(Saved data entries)
========================================================================
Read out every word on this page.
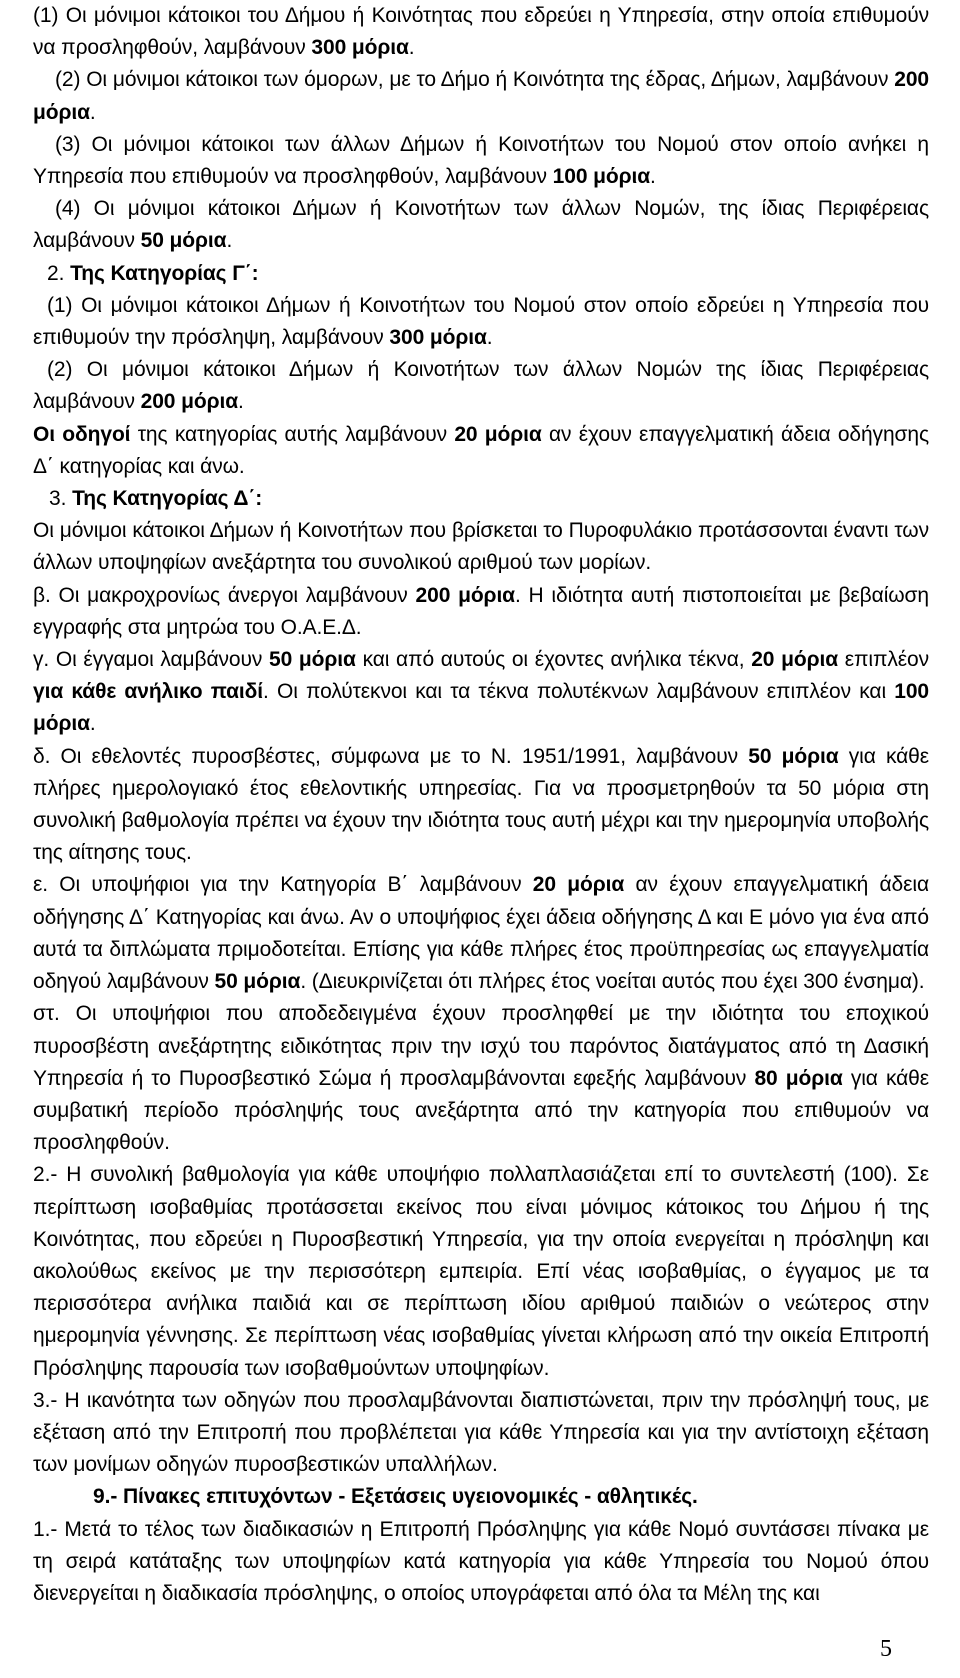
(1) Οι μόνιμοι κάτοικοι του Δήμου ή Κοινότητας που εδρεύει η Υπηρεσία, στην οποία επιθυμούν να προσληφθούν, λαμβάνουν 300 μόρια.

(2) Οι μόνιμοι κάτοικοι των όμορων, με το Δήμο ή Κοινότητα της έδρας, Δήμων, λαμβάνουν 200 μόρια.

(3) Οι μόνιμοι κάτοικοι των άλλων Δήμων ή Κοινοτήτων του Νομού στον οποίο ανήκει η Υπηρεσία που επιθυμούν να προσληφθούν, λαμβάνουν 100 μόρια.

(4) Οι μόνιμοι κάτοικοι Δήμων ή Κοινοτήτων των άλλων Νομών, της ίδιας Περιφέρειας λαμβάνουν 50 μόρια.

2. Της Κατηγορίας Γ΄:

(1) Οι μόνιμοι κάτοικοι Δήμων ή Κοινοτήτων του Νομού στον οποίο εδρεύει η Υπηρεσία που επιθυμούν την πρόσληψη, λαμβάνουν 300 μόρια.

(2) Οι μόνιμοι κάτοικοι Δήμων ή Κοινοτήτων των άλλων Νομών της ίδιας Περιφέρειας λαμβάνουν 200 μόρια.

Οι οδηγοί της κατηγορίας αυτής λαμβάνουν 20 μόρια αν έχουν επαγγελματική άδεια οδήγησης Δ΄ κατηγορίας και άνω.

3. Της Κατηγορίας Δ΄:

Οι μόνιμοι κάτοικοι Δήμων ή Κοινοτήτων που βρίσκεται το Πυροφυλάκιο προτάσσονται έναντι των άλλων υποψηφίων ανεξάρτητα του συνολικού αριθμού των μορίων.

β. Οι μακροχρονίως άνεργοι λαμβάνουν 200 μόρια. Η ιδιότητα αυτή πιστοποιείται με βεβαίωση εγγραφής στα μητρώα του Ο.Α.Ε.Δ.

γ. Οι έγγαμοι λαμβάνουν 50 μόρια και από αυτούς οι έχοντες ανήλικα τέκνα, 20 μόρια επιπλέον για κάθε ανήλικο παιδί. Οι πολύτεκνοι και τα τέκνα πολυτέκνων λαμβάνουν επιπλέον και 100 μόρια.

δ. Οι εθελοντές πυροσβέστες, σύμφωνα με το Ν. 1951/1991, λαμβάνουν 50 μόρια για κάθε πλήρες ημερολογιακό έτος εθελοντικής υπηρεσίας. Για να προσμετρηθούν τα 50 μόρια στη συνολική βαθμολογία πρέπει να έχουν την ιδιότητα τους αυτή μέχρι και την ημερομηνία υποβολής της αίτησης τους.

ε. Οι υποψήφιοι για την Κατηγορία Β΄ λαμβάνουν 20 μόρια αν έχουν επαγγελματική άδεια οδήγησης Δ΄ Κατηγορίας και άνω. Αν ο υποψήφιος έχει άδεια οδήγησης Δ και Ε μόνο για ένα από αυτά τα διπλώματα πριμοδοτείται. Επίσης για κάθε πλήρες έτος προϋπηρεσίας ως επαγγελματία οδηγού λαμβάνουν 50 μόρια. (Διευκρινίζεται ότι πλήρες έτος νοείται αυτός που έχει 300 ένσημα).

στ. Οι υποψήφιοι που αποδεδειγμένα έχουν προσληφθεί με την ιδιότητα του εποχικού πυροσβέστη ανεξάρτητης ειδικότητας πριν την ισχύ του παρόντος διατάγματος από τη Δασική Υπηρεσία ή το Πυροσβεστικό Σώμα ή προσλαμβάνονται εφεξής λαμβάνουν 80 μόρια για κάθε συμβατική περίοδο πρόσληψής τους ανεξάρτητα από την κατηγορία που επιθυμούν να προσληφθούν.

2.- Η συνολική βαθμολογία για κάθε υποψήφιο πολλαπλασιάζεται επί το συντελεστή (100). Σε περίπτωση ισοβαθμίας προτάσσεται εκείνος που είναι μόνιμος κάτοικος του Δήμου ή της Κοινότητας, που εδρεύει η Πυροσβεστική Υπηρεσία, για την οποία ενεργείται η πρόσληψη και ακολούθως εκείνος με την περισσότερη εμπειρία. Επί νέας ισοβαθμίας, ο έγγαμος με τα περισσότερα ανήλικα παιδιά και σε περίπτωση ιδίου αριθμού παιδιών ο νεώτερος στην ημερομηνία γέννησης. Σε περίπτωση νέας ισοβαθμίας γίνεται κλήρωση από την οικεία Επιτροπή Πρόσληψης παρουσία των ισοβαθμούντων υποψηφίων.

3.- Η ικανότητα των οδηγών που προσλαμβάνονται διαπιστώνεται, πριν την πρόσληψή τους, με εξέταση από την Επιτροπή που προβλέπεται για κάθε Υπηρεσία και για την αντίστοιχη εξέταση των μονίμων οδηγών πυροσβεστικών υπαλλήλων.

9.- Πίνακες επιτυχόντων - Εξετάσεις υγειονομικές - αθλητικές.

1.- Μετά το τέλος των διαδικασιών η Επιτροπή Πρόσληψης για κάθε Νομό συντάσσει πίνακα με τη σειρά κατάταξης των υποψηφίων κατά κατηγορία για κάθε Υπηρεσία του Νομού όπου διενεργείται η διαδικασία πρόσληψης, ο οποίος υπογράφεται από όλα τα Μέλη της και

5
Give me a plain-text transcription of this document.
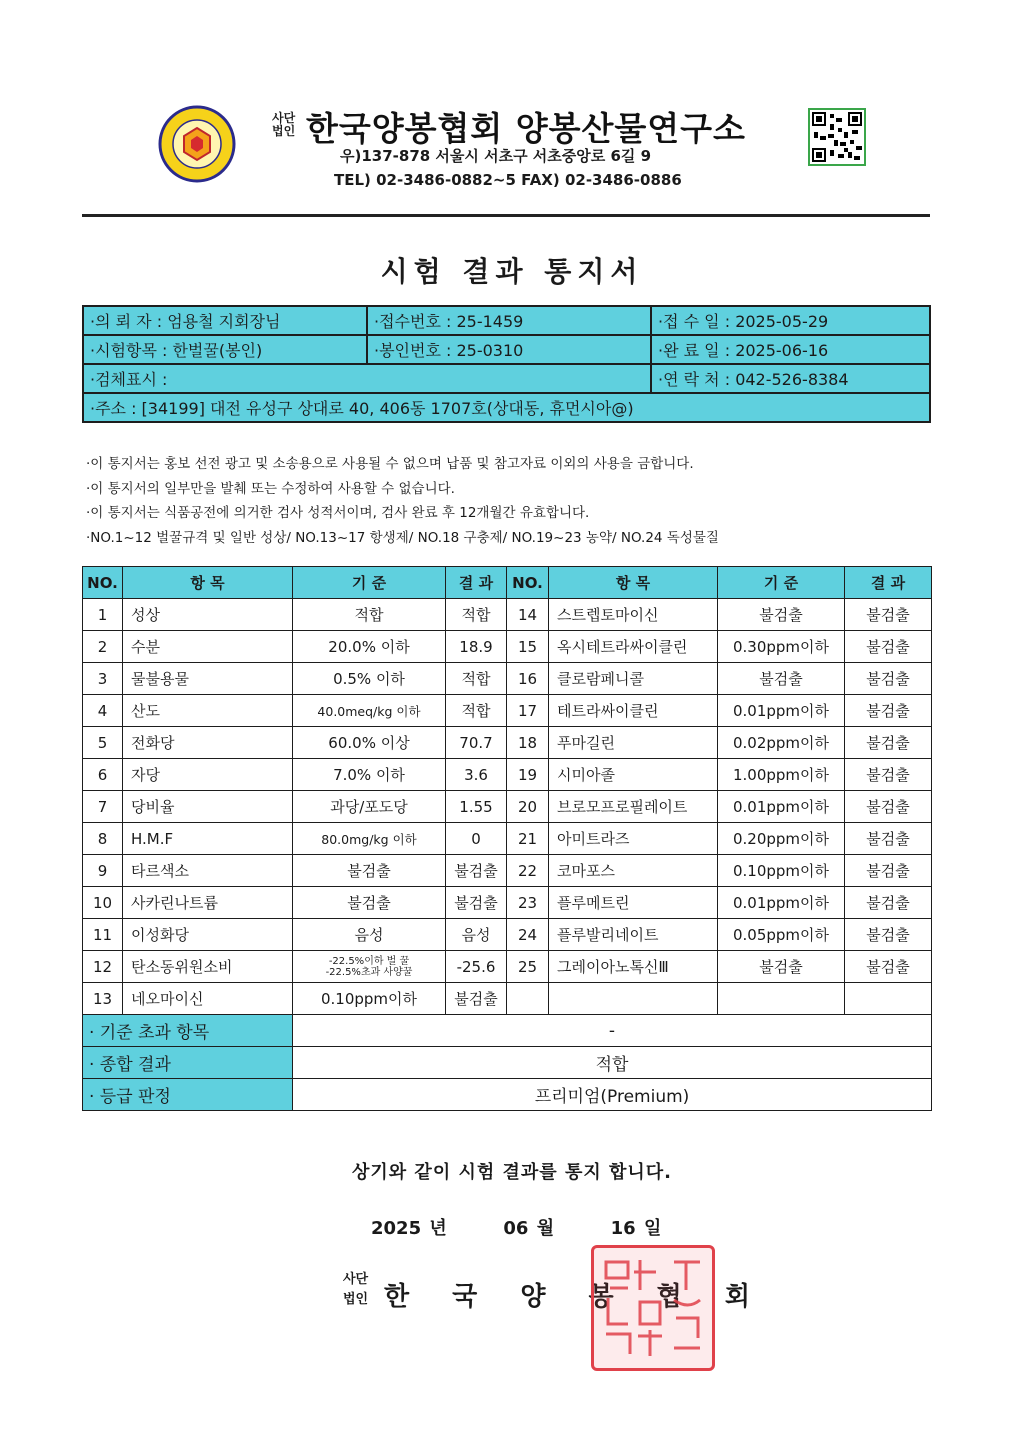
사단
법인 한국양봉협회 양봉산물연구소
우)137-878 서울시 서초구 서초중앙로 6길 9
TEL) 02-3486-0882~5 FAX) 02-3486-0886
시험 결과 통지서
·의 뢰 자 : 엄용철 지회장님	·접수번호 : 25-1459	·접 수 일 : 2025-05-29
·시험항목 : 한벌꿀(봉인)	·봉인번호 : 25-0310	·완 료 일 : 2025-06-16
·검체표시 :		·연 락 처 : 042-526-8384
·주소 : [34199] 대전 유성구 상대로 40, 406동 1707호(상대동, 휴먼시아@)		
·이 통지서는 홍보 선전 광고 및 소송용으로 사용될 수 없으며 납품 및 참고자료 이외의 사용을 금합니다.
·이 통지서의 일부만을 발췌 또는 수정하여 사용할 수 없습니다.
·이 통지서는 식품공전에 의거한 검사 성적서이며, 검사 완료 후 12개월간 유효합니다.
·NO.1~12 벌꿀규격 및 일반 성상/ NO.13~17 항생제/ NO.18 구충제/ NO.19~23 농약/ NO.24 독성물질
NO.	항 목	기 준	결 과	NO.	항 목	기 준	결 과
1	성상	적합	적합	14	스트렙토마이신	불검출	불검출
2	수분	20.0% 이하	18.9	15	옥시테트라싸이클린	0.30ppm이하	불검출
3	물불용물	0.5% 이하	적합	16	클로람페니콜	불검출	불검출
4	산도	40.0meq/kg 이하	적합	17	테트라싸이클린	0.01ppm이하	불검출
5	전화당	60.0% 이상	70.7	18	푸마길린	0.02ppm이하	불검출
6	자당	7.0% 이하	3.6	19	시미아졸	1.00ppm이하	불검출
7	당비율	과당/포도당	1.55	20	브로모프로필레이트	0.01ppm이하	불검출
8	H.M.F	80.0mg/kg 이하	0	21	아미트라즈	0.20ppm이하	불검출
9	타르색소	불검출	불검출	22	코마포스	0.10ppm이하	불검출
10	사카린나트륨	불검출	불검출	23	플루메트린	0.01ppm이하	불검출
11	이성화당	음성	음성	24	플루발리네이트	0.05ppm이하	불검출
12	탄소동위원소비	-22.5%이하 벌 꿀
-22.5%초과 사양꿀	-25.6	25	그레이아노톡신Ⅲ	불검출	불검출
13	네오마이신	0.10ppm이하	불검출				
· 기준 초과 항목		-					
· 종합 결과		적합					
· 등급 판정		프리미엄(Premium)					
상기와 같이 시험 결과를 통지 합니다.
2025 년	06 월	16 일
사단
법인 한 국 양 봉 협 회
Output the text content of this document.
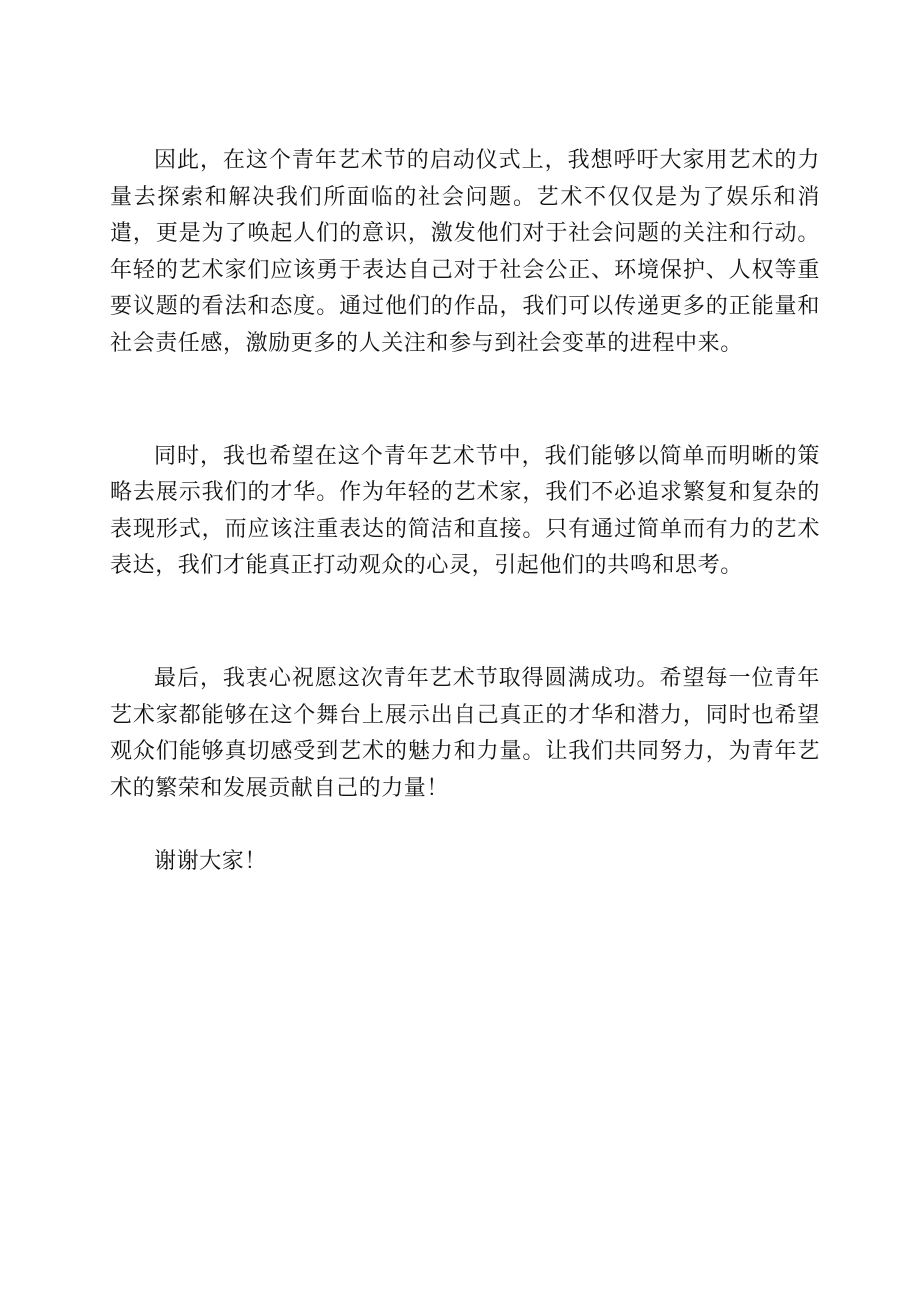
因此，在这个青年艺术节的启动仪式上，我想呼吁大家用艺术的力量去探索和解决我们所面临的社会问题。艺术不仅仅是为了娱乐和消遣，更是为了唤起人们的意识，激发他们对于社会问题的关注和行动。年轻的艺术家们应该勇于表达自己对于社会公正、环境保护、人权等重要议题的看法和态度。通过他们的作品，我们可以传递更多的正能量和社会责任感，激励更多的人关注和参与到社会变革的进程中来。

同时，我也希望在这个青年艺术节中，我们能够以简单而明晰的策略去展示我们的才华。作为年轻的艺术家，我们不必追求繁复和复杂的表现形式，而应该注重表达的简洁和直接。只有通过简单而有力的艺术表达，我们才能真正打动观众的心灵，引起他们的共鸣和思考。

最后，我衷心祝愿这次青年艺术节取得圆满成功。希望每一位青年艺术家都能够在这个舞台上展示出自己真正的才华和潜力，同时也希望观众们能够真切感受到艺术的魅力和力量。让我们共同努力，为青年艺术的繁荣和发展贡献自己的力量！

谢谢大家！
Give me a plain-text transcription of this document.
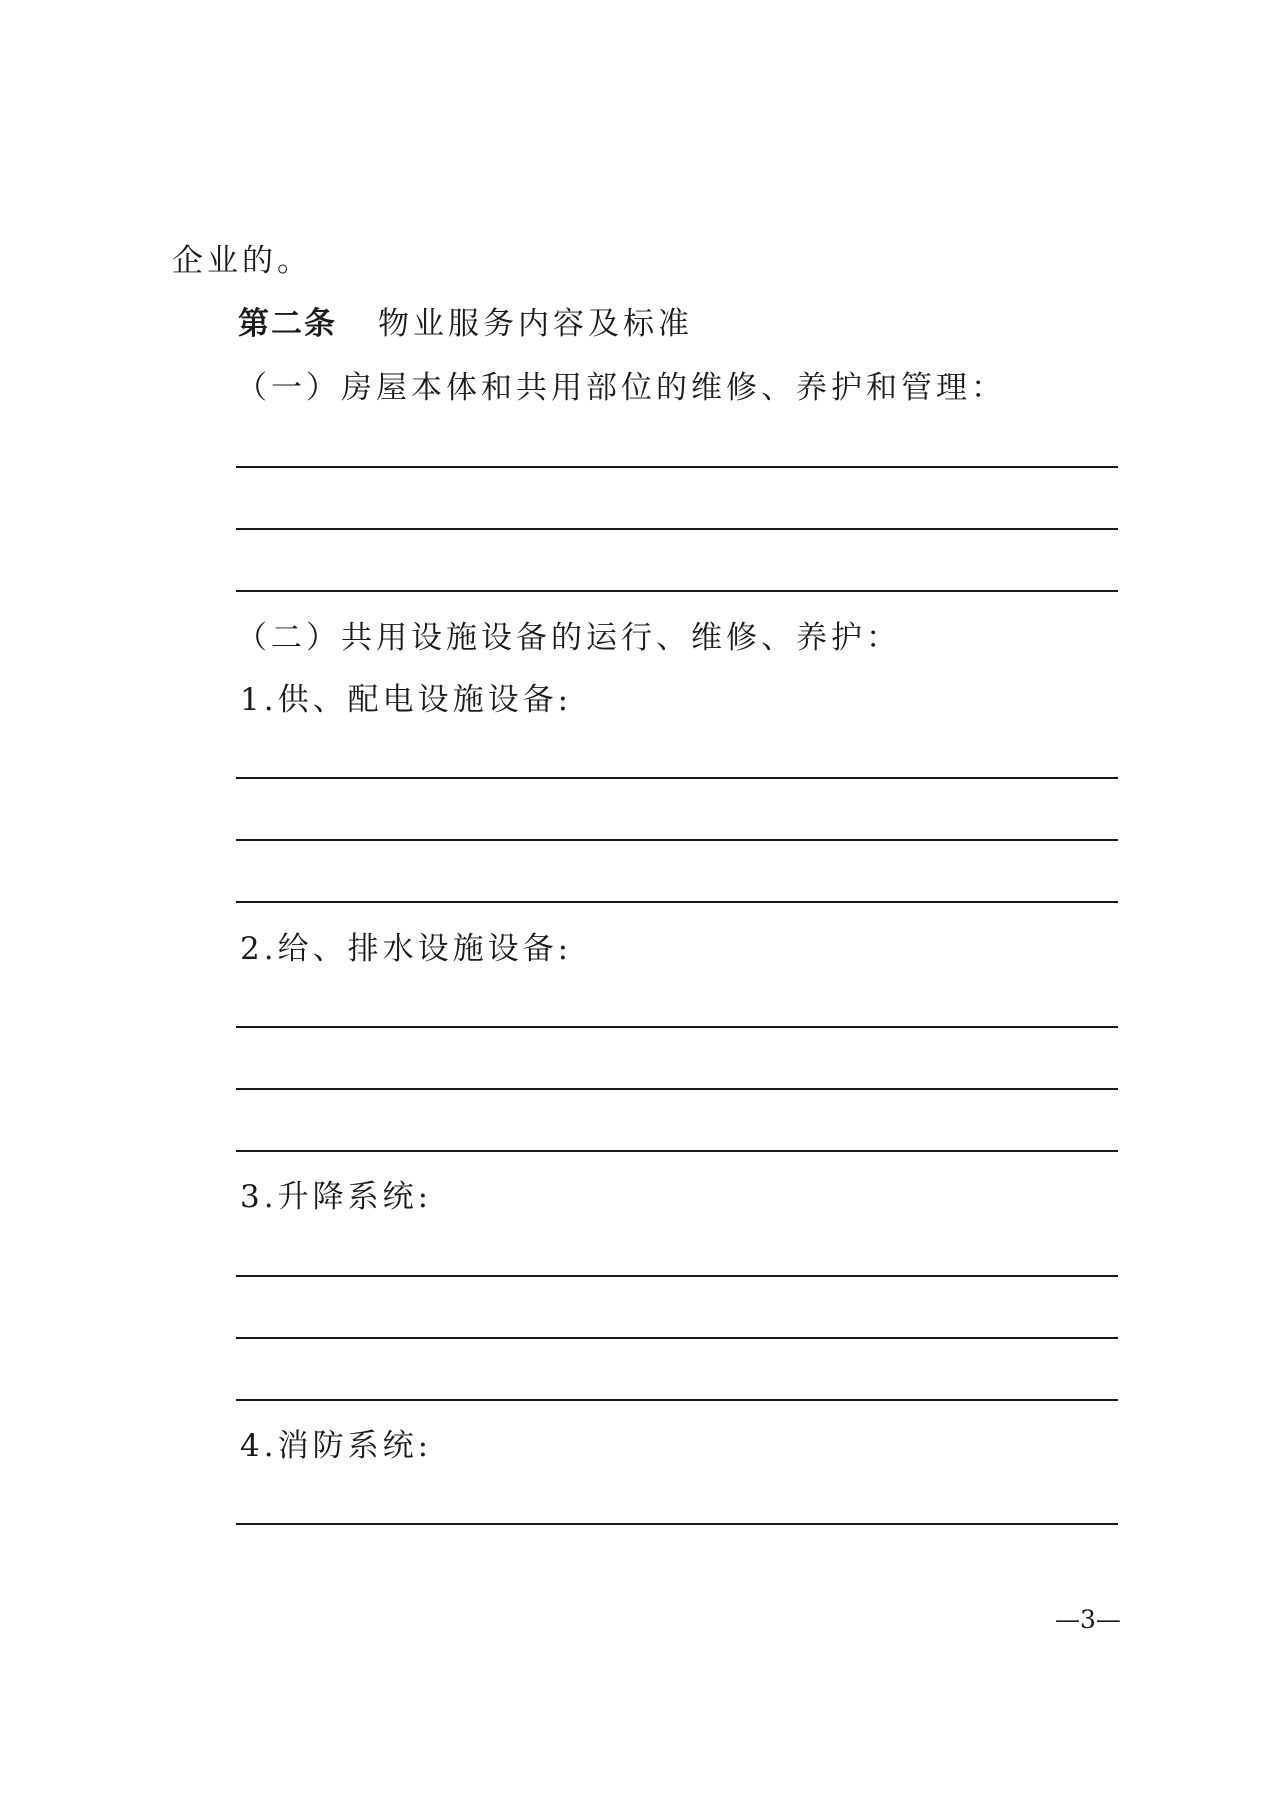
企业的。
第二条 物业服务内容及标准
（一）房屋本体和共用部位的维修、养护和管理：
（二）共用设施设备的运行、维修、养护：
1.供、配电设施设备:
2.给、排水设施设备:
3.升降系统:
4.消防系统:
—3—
========================================================================
▶ [Problem]:
Copy all lines from the entries that contain the word "Νομών".

▶ [Solution for this task]:
(4) Οι μόνιμοι κάτοικοι Δήμων ή Κοινοτήτων των άλλων Νομών, της ίδιας Περιφέρειας λαμβάνουν 50 μόρια.
(2) Οι μόνιμοι κάτοικοι Δήμων ή Κοινοτήτων των άλλων Νομών της ίδιας Περιφέρειας λαμβάνουν 200 μόρια.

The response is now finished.